DATA LINES:
====

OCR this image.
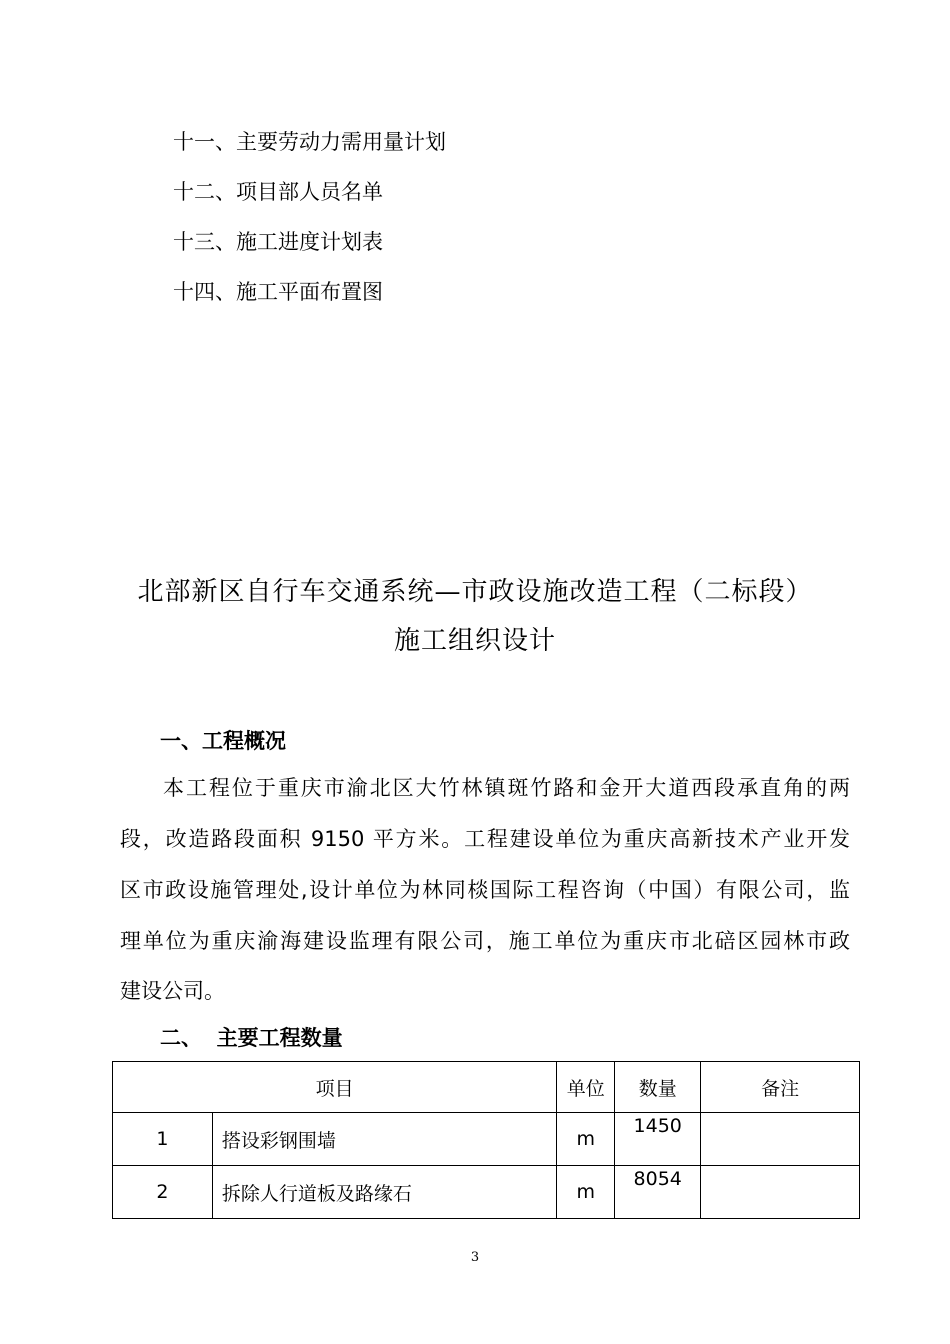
十一、主要劳动力需用量计划
十二、项目部人员名单
十三、施工进度计划表
十四、施工平面布置图
北部新区自行车交通系统—市政设施改造工程（二标段）
施工组织设计
一、工程概况
本工程位于重庆市渝北区大竹林镇斑竹路和金开大道西段承直角的两
段，改造路段面积 9150 平方米。工程建设单位为重庆高新技术产业开发
区市政设施管理处,设计单位为林同棪国际工程咨询（中国）有限公司，监
理单位为重庆渝海建设监理有限公司，施工单位为重庆市北碚区园林市政
建设公司。
二、  主要工程数量
项目		单位	数量	备注
1	搭设彩钢围墙	m	1450	
2	拆除人行道板及路缘石	m	8054	
3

====

Output a faithful copy of the data, with each picture left out.

OCR this image.
十一、主要劳动力需用量计划
十二、项目部人员名单
十三、施工进度计划表
十四、施工平面布置图
北部新区自行车交通系统—市政设施改造工程（二标段）
施工组织设计
一、工程概况
本工程位于重庆市渝北区大竹林镇斑竹路和金开大道西段承直角的两
段，改造路段面积 9150 平方米。工程建设单位为重庆高新技术产业开发
区市政设施管理处,设计单位为林同棪国际工程咨询（中国）有限公司，监
理单位为重庆渝海建设监理有限公司，施工单位为重庆市北碚区园林市政
建设公司。
二、  主要工程数量
项目		单位	数量	备注
1	搭设彩钢围墙	m	1450	
2	拆除人行道板及路缘石	m	8054	
3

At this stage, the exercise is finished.